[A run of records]
+ + + + + + +

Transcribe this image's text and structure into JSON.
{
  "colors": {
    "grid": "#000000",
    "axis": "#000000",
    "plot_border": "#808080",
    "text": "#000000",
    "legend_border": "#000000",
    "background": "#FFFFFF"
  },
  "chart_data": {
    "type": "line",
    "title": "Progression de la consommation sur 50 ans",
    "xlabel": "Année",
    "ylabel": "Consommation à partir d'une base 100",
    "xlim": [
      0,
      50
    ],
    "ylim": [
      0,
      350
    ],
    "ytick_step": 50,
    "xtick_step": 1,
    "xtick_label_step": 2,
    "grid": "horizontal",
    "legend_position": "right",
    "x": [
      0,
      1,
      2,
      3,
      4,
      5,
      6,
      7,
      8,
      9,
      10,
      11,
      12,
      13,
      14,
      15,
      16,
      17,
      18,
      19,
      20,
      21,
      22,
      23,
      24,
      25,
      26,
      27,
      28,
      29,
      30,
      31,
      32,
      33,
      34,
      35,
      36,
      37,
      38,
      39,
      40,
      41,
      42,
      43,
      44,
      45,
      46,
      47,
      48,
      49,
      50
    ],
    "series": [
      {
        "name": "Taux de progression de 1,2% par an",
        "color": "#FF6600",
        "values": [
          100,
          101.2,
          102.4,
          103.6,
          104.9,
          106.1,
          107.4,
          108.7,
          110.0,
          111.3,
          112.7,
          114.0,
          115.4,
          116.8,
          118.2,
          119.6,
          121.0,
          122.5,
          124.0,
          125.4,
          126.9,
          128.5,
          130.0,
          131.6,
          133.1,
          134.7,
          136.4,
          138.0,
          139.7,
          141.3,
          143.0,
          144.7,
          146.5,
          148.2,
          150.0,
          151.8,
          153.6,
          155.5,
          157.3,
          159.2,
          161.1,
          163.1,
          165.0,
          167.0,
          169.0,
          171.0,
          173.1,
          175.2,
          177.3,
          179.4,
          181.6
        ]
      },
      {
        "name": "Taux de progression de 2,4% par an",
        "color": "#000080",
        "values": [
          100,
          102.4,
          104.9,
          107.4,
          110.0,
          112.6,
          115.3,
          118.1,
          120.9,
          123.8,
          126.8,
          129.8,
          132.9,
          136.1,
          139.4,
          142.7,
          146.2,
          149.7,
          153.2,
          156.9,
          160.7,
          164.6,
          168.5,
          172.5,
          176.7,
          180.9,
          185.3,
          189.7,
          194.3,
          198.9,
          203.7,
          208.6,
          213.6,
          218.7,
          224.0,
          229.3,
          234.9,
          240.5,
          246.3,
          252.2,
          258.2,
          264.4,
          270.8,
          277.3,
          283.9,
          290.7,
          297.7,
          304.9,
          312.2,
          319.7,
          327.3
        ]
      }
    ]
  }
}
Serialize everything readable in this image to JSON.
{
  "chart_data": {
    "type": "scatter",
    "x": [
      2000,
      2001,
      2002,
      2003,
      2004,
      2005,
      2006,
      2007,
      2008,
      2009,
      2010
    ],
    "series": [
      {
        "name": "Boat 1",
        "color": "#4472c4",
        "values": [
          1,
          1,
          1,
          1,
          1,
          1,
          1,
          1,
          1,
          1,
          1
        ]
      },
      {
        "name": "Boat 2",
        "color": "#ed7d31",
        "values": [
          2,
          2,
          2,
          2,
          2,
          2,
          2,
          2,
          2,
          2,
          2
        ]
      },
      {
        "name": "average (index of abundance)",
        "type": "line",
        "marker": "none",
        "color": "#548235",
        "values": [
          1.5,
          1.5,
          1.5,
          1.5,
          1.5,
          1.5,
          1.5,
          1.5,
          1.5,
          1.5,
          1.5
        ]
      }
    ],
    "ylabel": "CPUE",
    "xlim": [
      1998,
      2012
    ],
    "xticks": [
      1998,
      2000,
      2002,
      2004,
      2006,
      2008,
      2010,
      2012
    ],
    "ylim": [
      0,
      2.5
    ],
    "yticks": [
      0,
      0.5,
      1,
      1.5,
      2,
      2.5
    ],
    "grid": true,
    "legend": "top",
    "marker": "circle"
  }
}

+ + + + + + +

WRITTEN INSTRUCTION
Copy every line of the records above that holds the word "name".

EXERCISE OUTPUT
        "name": "Taux de progression de 1,2% par an",
        "name": "Taux de progression de 2,4% par an",
        "name": "Boat 1",
        "name": "Boat 2",
        "name": "average (index of abundance)",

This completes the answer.